[start]

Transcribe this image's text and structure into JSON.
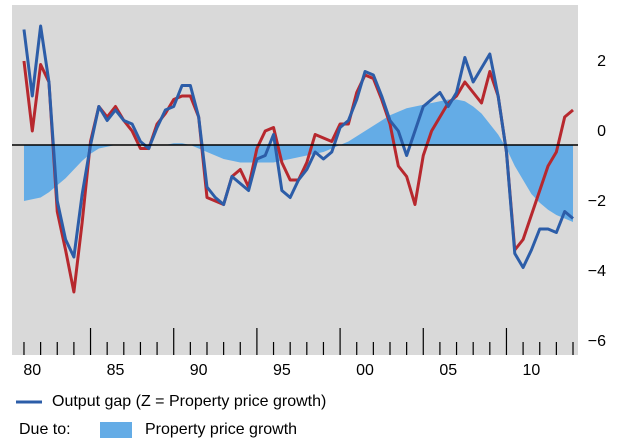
{
  "chart_data": {
    "type": "line",
    "x": [
      1980,
      1980.5,
      1981,
      1981.5,
      1982,
      1982.5,
      1983,
      1983.5,
      1984,
      1984.5,
      1985,
      1985.5,
      1986,
      1986.5,
      1987,
      1987.5,
      1988,
      1988.5,
      1989,
      1989.5,
      1990,
      1990.5,
      1991,
      1991.5,
      1992,
      1992.5,
      1993,
      1993.5,
      1994,
      1994.5,
      1995,
      1995.5,
      1996,
      1996.5,
      1997,
      1997.5,
      1998,
      1998.5,
      1999,
      1999.5,
      2000,
      2000.5,
      2001,
      2001.5,
      2002,
      2002.5,
      2003,
      2003.5,
      2004,
      2004.5,
      2005,
      2005.5,
      2006,
      2006.5,
      2007,
      2007.5,
      2008,
      2008.5,
      2009,
      2009.5,
      2010,
      2010.5,
      2011,
      2011.5,
      2012,
      2012.5,
      2013
    ],
    "series": [
      {
        "type": "area",
        "name": "Property price growth",
        "color": "#64ace6",
        "values": [
          -1.6,
          -1.55,
          -1.5,
          -1.35,
          -1.15,
          -0.95,
          -0.7,
          -0.45,
          -0.25,
          -0.1,
          -0.05,
          0,
          0,
          0,
          0,
          0,
          0,
          0,
          0.05,
          0.05,
          0,
          -0.1,
          -0.2,
          -0.3,
          -0.4,
          -0.45,
          -0.5,
          -0.5,
          -0.5,
          -0.5,
          -0.5,
          -0.45,
          -0.4,
          -0.35,
          -0.3,
          -0.25,
          -0.2,
          -0.1,
          0,
          0.1,
          0.25,
          0.4,
          0.55,
          0.7,
          0.85,
          0.95,
          1.05,
          1.1,
          1.15,
          1.2,
          1.25,
          1.3,
          1.3,
          1.25,
          1.1,
          0.9,
          0.6,
          0.3,
          -0.1,
          -0.6,
          -1.0,
          -1.4,
          -1.65,
          -1.85,
          -2.0,
          -2.1,
          -2.2
        ]
      },
      {
        "type": "line",
        "color": "#b7282e",
        "values": [
          2.4,
          0.4,
          2.3,
          1.8,
          -1.9,
          -3.0,
          -4.2,
          -2.2,
          0.1,
          1.1,
          0.8,
          1.1,
          0.7,
          0.4,
          -0.1,
          -0.1,
          0.6,
          0.9,
          1.3,
          1.4,
          1.4,
          0.8,
          -1.5,
          -1.6,
          -1.7,
          -0.9,
          -0.7,
          -1.2,
          -0.1,
          0.4,
          0.5,
          -0.5,
          -1.0,
          -1.0,
          -0.5,
          0.3,
          0.2,
          0.1,
          0.6,
          0.6,
          1.5,
          2.0,
          1.9,
          1.3,
          0.6,
          -0.6,
          -0.9,
          -1.7,
          -0.3,
          0.4,
          0.8,
          1.2,
          1.4,
          1.8,
          1.5,
          1.2,
          2.1,
          1.4,
          -0.2,
          -3.0,
          -2.7,
          -2.0,
          -1.3,
          -0.6,
          -0.2,
          0.8,
          1.0
        ]
      },
      {
        "type": "line",
        "name": "Output gap (Z = Property price growth)",
        "color": "#2c5da8",
        "values": [
          3.3,
          1.4,
          3.4,
          1.8,
          -1.6,
          -2.7,
          -3.2,
          -1.4,
          0,
          1.1,
          0.7,
          1.0,
          0.7,
          0.6,
          0.1,
          -0.1,
          0.5,
          1.0,
          1.1,
          1.7,
          1.7,
          0.8,
          -1.2,
          -1.5,
          -1.7,
          -0.9,
          -1.1,
          -1.3,
          -0.4,
          -0.3,
          0.3,
          -1.3,
          -1.5,
          -1.0,
          -0.7,
          -0.2,
          -0.4,
          -0.2,
          0.5,
          0.7,
          1.3,
          2.1,
          2.0,
          1.4,
          0.7,
          0.4,
          -0.3,
          0.4,
          1.1,
          1.3,
          1.5,
          1.1,
          1.5,
          2.5,
          1.8,
          2.2,
          2.6,
          1.4,
          -0.2,
          -3.1,
          -3.5,
          -3.0,
          -2.4,
          -2.4,
          -2.5,
          -1.9,
          -2.1
        ]
      }
    ],
    "legend_note": "Due to:",
    "xlim": [
      1979.28,
      2013.3
    ],
    "xticks": [
      {
        "value": 1980,
        "label": "80"
      },
      {
        "value": 1985,
        "label": "85"
      },
      {
        "value": 1990,
        "label": "90"
      },
      {
        "value": 1995,
        "label": "95"
      },
      {
        "value": 2000,
        "label": "00"
      },
      {
        "value": 2005,
        "label": "05"
      },
      {
        "value": 2010,
        "label": "10"
      }
    ],
    "xminorticks": [
      1980,
      1981,
      1982,
      1983,
      1984,
      1985,
      1986,
      1987,
      1988,
      1989,
      1990,
      1991,
      1992,
      1993,
      1994,
      1995,
      1996,
      1997,
      1998,
      1999,
      2000,
      2001,
      2002,
      2003,
      2004,
      2005,
      2006,
      2007,
      2008,
      2009,
      2010,
      2011,
      2012,
      2013
    ],
    "ylim": [
      -6,
      4
    ],
    "yticks": [
      {
        "value": -6,
        "label": "−6"
      },
      {
        "value": -4,
        "label": "−4"
      },
      {
        "value": -2,
        "label": "−2"
      },
      0,
      2
    ],
    "background": "#d9d9d9"
  }
}
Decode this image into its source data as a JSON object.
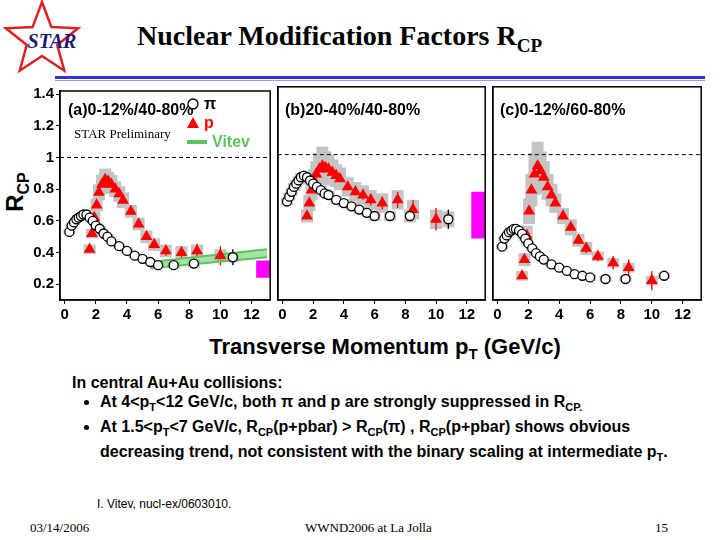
{
  "slide": {
    "logo_text": "STAR",
    "title": [
      {
        "text": "Nuclear Modification Factors R"
      },
      {
        "text": "CP",
        "sub": true
      }
    ],
    "xlabel": [
      {
        "text": "Transverse Momentum p"
      },
      {
        "text": "T",
        "sub": true
      },
      {
        "text": " (GeV/c)"
      }
    ],
    "notes_header": "In central Au+Au collisions:",
    "bullets": [
      [
        {
          "text": "At 4<p"
        },
        {
          "text": "T",
          "sub": true
        },
        {
          "text": "<12 GeV/c,  both π and p are strongly suppressed in R"
        },
        {
          "text": "CP.",
          "sub": true
        }
      ],
      [
        {
          "text": "At 1.5<p"
        },
        {
          "text": "T",
          "sub": true
        },
        {
          "text": "<7 GeV/c, R"
        },
        {
          "text": "CP",
          "sub": true
        },
        {
          "text": "(p+pbar) > R"
        },
        {
          "text": "CP",
          "sub": true
        },
        {
          "text": "(π) , R"
        },
        {
          "text": "CP",
          "sub": true
        },
        {
          "text": "(p+pbar) shows obvious decreasing trend,  not consistent with the binary scaling at intermediate p"
        },
        {
          "text": "T",
          "sub": true
        },
        {
          "text": "."
        }
      ]
    ],
    "reference": "I. Vitev, nucl-ex/0603010.",
    "footer": {
      "date": "03/14/2006",
      "event": "WWND2006 at La Jolla",
      "page": "15"
    }
  },
  "chart_data": [
    {
      "type": "scatter",
      "panel_label": "(a)0-12%/40-80%",
      "annotation": "STAR Preliminary",
      "ylabel": [
        {
          "text": "R"
        },
        {
          "text": "CP",
          "sub": true
        }
      ],
      "xlim": [
        -0.3,
        13.2
      ],
      "xticks": [
        0,
        2,
        4,
        6,
        8,
        10,
        12
      ],
      "ylim": [
        0.1,
        1.42
      ],
      "yticks": [
        0.2,
        0.4,
        0.6,
        0.8,
        1,
        1.2,
        1.4
      ],
      "tick_labels": true,
      "legend": "top right",
      "reference_line": {
        "y": 1,
        "line_style": "dashed"
      },
      "norm_uncertainty": {
        "x": 12.75,
        "low": 0.24,
        "high": 0.35,
        "color": "#ff00ff"
      },
      "series": [
        {
          "name": "π",
          "color": "#000000",
          "marker": "open_circle",
          "x": [
            0.3,
            0.45,
            0.6,
            0.75,
            0.9,
            1.05,
            1.2,
            1.4,
            1.6,
            1.8,
            2.0,
            2.25,
            2.5,
            2.75,
            3.0,
            3.5,
            4.0,
            4.5,
            5.0,
            5.5,
            6.0,
            7.0,
            8.3,
            10.8
          ],
          "values": [
            0.53,
            0.57,
            0.59,
            0.61,
            0.62,
            0.63,
            0.64,
            0.64,
            0.62,
            0.6,
            0.57,
            0.55,
            0.52,
            0.5,
            0.47,
            0.44,
            0.41,
            0.38,
            0.36,
            0.34,
            0.32,
            0.32,
            0.33,
            0.37
          ],
          "errors": [
            0.005,
            0.005,
            0.005,
            0.005,
            0.005,
            0.005,
            0.005,
            0.005,
            0.005,
            0.005,
            0.005,
            0.005,
            0.005,
            0.005,
            0.005,
            0.01,
            0.01,
            0.01,
            0.01,
            0.015,
            0.02,
            0.02,
            0.03,
            0.05
          ],
          "sys_errors": [
            0.015,
            0.015,
            0.015,
            0.015,
            0.015,
            0.015,
            0.015,
            0.015,
            0.015,
            0.015,
            0.015,
            0.015,
            0.015,
            0.015,
            0.015,
            0.015,
            0.015,
            0.015,
            0.015,
            0.015,
            0.02,
            0.02,
            0.025,
            0.03
          ]
        },
        {
          "name": "p",
          "color": "#ff0000",
          "marker": "triangle",
          "x": [
            1.6,
            1.75,
            1.9,
            2.05,
            2.2,
            2.4,
            2.6,
            2.8,
            3.0,
            3.25,
            3.5,
            3.75,
            4.25,
            4.75,
            5.25,
            5.75,
            6.5,
            7.5,
            8.5,
            10.0
          ],
          "values": [
            0.42,
            0.52,
            0.62,
            0.7,
            0.78,
            0.83,
            0.86,
            0.85,
            0.83,
            0.8,
            0.77,
            0.73,
            0.66,
            0.58,
            0.5,
            0.45,
            0.41,
            0.4,
            0.41,
            0.38
          ],
          "errors": [
            0.01,
            0.01,
            0.01,
            0.01,
            0.01,
            0.01,
            0.01,
            0.01,
            0.01,
            0.01,
            0.01,
            0.015,
            0.02,
            0.02,
            0.02,
            0.025,
            0.03,
            0.035,
            0.045,
            0.06
          ],
          "sys_errors": [
            0.03,
            0.03,
            0.04,
            0.04,
            0.05,
            0.06,
            0.07,
            0.06,
            0.06,
            0.05,
            0.05,
            0.05,
            0.04,
            0.04,
            0.04,
            0.04,
            0.04,
            0.04,
            0.04,
            0.04
          ]
        },
        {
          "name": "Vitev",
          "type": "band",
          "color": "#5cc45c",
          "x": [
            5.5,
            13
          ],
          "low": [
            0.3,
            0.37
          ],
          "high": [
            0.34,
            0.42
          ]
        }
      ]
    },
    {
      "type": "scatter",
      "panel_label": "(b)20-40%/40-80%",
      "xlim": [
        -0.3,
        13.2
      ],
      "xticks": [
        0,
        2,
        4,
        6,
        8,
        10,
        12
      ],
      "ylim": [
        0.1,
        1.42
      ],
      "yticks": [
        0.2,
        0.4,
        0.6,
        0.8,
        1,
        1.2,
        1.4
      ],
      "tick_labels": "x",
      "reference_line": {
        "y": 1,
        "line_style": "dashed"
      },
      "norm_uncertainty": {
        "x": 12.75,
        "low": 0.48,
        "high": 0.77,
        "color": "#ff00ff"
      },
      "series": [
        {
          "color": "#000000",
          "marker": "open_circle",
          "x": [
            0.3,
            0.45,
            0.6,
            0.75,
            0.9,
            1.05,
            1.2,
            1.4,
            1.6,
            1.8,
            2.0,
            2.25,
            2.5,
            2.75,
            3.0,
            3.5,
            4.0,
            4.5,
            5.0,
            5.5,
            6.0,
            7.0,
            8.3,
            10.8
          ],
          "values": [
            0.71,
            0.74,
            0.77,
            0.8,
            0.82,
            0.84,
            0.86,
            0.87,
            0.86,
            0.84,
            0.82,
            0.8,
            0.78,
            0.76,
            0.75,
            0.72,
            0.7,
            0.68,
            0.66,
            0.64,
            0.62,
            0.62,
            0.62,
            0.6
          ],
          "errors": [
            0.005,
            0.005,
            0.005,
            0.005,
            0.005,
            0.005,
            0.005,
            0.005,
            0.005,
            0.005,
            0.005,
            0.005,
            0.005,
            0.005,
            0.005,
            0.01,
            0.01,
            0.01,
            0.01,
            0.015,
            0.02,
            0.02,
            0.03,
            0.06
          ],
          "sys_errors": [
            0.025,
            0.025,
            0.025,
            0.025,
            0.025,
            0.025,
            0.025,
            0.025,
            0.025,
            0.025,
            0.025,
            0.025,
            0.025,
            0.025,
            0.025,
            0.025,
            0.025,
            0.025,
            0.025,
            0.025,
            0.03,
            0.03,
            0.04,
            0.05
          ]
        },
        {
          "color": "#ff0000",
          "marker": "triangle",
          "x": [
            1.6,
            1.75,
            1.9,
            2.05,
            2.2,
            2.4,
            2.6,
            2.8,
            3.0,
            3.25,
            3.5,
            3.75,
            4.25,
            4.75,
            5.25,
            5.75,
            6.5,
            7.5,
            8.5,
            10.0
          ],
          "values": [
            0.62,
            0.7,
            0.78,
            0.84,
            0.88,
            0.91,
            0.93,
            0.92,
            0.91,
            0.89,
            0.87,
            0.85,
            0.8,
            0.77,
            0.75,
            0.72,
            0.7,
            0.72,
            0.66,
            0.6
          ],
          "errors": [
            0.01,
            0.01,
            0.01,
            0.01,
            0.01,
            0.01,
            0.01,
            0.01,
            0.01,
            0.01,
            0.01,
            0.02,
            0.02,
            0.025,
            0.03,
            0.035,
            0.04,
            0.05,
            0.06,
            0.07
          ],
          "sys_errors": [
            0.04,
            0.05,
            0.06,
            0.07,
            0.08,
            0.1,
            0.12,
            0.1,
            0.09,
            0.08,
            0.07,
            0.07,
            0.06,
            0.06,
            0.06,
            0.06,
            0.06,
            0.06,
            0.06,
            0.06
          ]
        }
      ]
    },
    {
      "type": "scatter",
      "panel_label": "(c)0-12%/60-80%",
      "xlim": [
        -0.3,
        13.2
      ],
      "xticks": [
        0,
        2,
        4,
        6,
        8,
        10,
        12
      ],
      "ylim": [
        0.1,
        1.42
      ],
      "yticks": [
        0.2,
        0.4,
        0.6,
        0.8,
        1,
        1.2,
        1.4
      ],
      "tick_labels": "x",
      "reference_line": {
        "y": 1,
        "line_style": "dashed"
      },
      "series": [
        {
          "color": "#000000",
          "marker": "open_circle",
          "x": [
            0.3,
            0.45,
            0.6,
            0.75,
            0.9,
            1.05,
            1.2,
            1.4,
            1.6,
            1.8,
            2.0,
            2.25,
            2.5,
            2.75,
            3.0,
            3.5,
            4.0,
            4.5,
            5.0,
            5.5,
            6.0,
            7.0,
            8.3,
            10.8
          ],
          "values": [
            0.43,
            0.48,
            0.5,
            0.52,
            0.53,
            0.54,
            0.54,
            0.53,
            0.51,
            0.48,
            0.45,
            0.42,
            0.39,
            0.37,
            0.35,
            0.32,
            0.3,
            0.28,
            0.26,
            0.25,
            0.24,
            0.23,
            0.23,
            0.25
          ],
          "errors": [
            0.005,
            0.005,
            0.005,
            0.005,
            0.005,
            0.005,
            0.005,
            0.005,
            0.005,
            0.005,
            0.005,
            0.005,
            0.005,
            0.005,
            0.005,
            0.01,
            0.01,
            0.01,
            0.01,
            0.015,
            0.02,
            0.02,
            0.02,
            0.03
          ],
          "sys_errors": [
            0.015,
            0.015,
            0.015,
            0.015,
            0.015,
            0.015,
            0.015,
            0.015,
            0.015,
            0.015,
            0.015,
            0.015,
            0.015,
            0.015,
            0.015,
            0.015,
            0.015,
            0.015,
            0.015,
            0.015,
            0.02,
            0.02,
            0.02,
            0.02
          ]
        },
        {
          "color": "#ff0000",
          "marker": "triangle",
          "x": [
            1.6,
            1.75,
            1.9,
            2.05,
            2.2,
            2.4,
            2.6,
            2.8,
            3.0,
            3.25,
            3.5,
            3.75,
            4.25,
            4.75,
            5.25,
            5.75,
            6.5,
            7.5,
            8.5,
            10.0
          ],
          "values": [
            0.25,
            0.35,
            0.5,
            0.65,
            0.78,
            0.88,
            0.93,
            0.9,
            0.86,
            0.8,
            0.75,
            0.7,
            0.62,
            0.55,
            0.47,
            0.42,
            0.37,
            0.33,
            0.3,
            0.22
          ],
          "errors": [
            0.01,
            0.01,
            0.01,
            0.01,
            0.01,
            0.01,
            0.01,
            0.01,
            0.01,
            0.01,
            0.01,
            0.015,
            0.02,
            0.02,
            0.025,
            0.03,
            0.03,
            0.04,
            0.05,
            0.06
          ],
          "sys_errors": [
            0.03,
            0.04,
            0.06,
            0.08,
            0.1,
            0.13,
            0.15,
            0.12,
            0.1,
            0.08,
            0.07,
            0.06,
            0.05,
            0.05,
            0.04,
            0.04,
            0.03,
            0.03,
            0.03,
            0.03
          ]
        }
      ]
    }
  ]
}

[end]

◆ Stated exercise
Consider the entries above and return each line with the string "pbar".

◆ Response to the task
          "text": "(p+pbar) > R"
          "text": "(p+pbar) shows obvious decreasing trend,  not consistent with the binary scaling at intermediate p"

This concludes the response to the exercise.